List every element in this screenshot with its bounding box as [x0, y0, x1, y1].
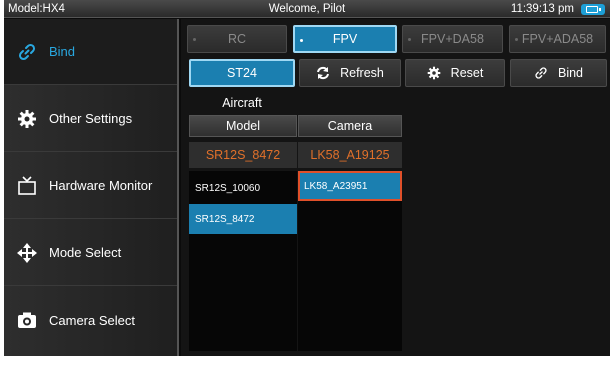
current-model: SR12S_8472 [189, 142, 297, 168]
refresh-button[interactable]: Refresh [299, 59, 401, 87]
st24-label: ST24 [227, 66, 257, 80]
camera-icon [16, 309, 38, 331]
sidebar: Bind Other Settings Hardware Monitor Mod… [4, 19, 179, 356]
model-list-item[interactable]: SR12S_10060 [189, 173, 297, 203]
sidebar-item-label: Camera Select [49, 312, 135, 328]
clock: 11:39:13 pm [510, 3, 574, 15]
current-camera: LK58_A19125 [298, 142, 402, 168]
gear-icon [427, 66, 441, 80]
aircraft-label: Aircraft [222, 96, 262, 110]
sidebar-item-other-settings[interactable]: Other Settings [4, 86, 177, 152]
bind-panel: RC FPV FPV+DA58 FPV+ADA58 ST24 Refresh R… [181, 19, 610, 356]
st24-button[interactable]: ST24 [189, 59, 295, 87]
reset-label: Reset [450, 66, 484, 80]
model-list: SR12S_10060 SR12S_8472 [189, 171, 297, 351]
gear-icon [16, 108, 38, 130]
sidebar-item-hardware-monitor[interactable]: Hardware Monitor [4, 153, 177, 219]
sidebar-item-label: Mode Select [49, 245, 122, 260]
move-arrows-icon [16, 242, 38, 264]
mode-fpv-ada58-label: FPV+ADA58 [521, 32, 594, 46]
mode-fpv-label: FPV [332, 32, 358, 46]
camera-list-item-selected[interactable]: LK58_A23951 [298, 171, 402, 201]
refresh-label: Refresh [340, 66, 384, 80]
camera-column-header: Camera [298, 115, 402, 137]
mode-fpv-button[interactable]: FPV [293, 25, 397, 53]
status-bar: Model:HX4 Welcome, Pilot 11:39:13 pm [4, 0, 610, 18]
link-icon [16, 41, 38, 63]
reset-button[interactable]: Reset [405, 59, 505, 87]
refresh-icon [316, 66, 330, 80]
model-column-header: Model [189, 115, 297, 137]
model-list-item-selected[interactable]: SR12S_8472 [189, 204, 297, 234]
bind-label: Bind [557, 66, 584, 80]
bind-button[interactable]: Bind [510, 59, 607, 87]
camera-list: LK58_A23951 [298, 171, 402, 351]
screen: Model:HX4 Welcome, Pilot 11:39:13 pm Bin… [4, 0, 610, 356]
sidebar-item-label: Bind [49, 44, 76, 59]
mode-rc-label: RC [227, 32, 247, 46]
sidebar-item-camera-select[interactable]: Camera Select [4, 287, 177, 353]
monitor-icon [16, 175, 38, 197]
battery-icon [581, 4, 605, 15]
mode-fpv-ada58-button[interactable]: FPV+ADA58 [509, 25, 606, 53]
mode-fpv-da58-label: FPV+DA58 [421, 32, 484, 46]
mode-fpv-da58-button[interactable]: FPV+DA58 [402, 25, 503, 53]
sidebar-item-mode-select[interactable]: Mode Select [4, 220, 177, 286]
sidebar-item-label: Other Settings [49, 111, 133, 126]
link-icon [534, 66, 548, 80]
mode-rc-button[interactable]: RC [187, 25, 287, 53]
sidebar-item-label: Hardware Monitor [49, 178, 153, 193]
sidebar-item-bind[interactable]: Bind [4, 19, 177, 85]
****************
Challenge: Put the entries into a numbered list, starting at the line that contains "current-model: SR12S_8472 [189, 142, 297, 168]" and ending at the line that contains "bind-panel: RC FPV", both included and with any blank lines left out.

Complete output:
1. current-model: SR12S_8472 [189, 142, 297, 168]
2. refresh-button[interactable]: Refresh [299, 59, 401, 87]
3. st24-label: ST24 [227, 66, 257, 80]
4. camera-icon [16, 309, 38, 331]
5. sidebar: Bind Other Settings Hardware Monitor Mod… [4, 19, 179, 356]
6. model-list-item[interactable]: SR12S_10060 [189, 173, 297, 203]
7. sidebar-item-label: Camera Select [49, 312, 135, 328]
8. clock: 11:39:13 pm [510, 3, 574, 15]
9. current-camera: LK58_A19125 [298, 142, 402, 168]
10. gear-icon [427, 66, 441, 80]
11. aircraft-label: Aircraft [222, 96, 262, 110]
12. sidebar-item-other-settings[interactable]: Other Settings [4, 86, 177, 152]
13. bind-panel: RC FPV FPV+DA58 FPV+ADA58 ST24 Refresh R… [181, 19, 610, 356]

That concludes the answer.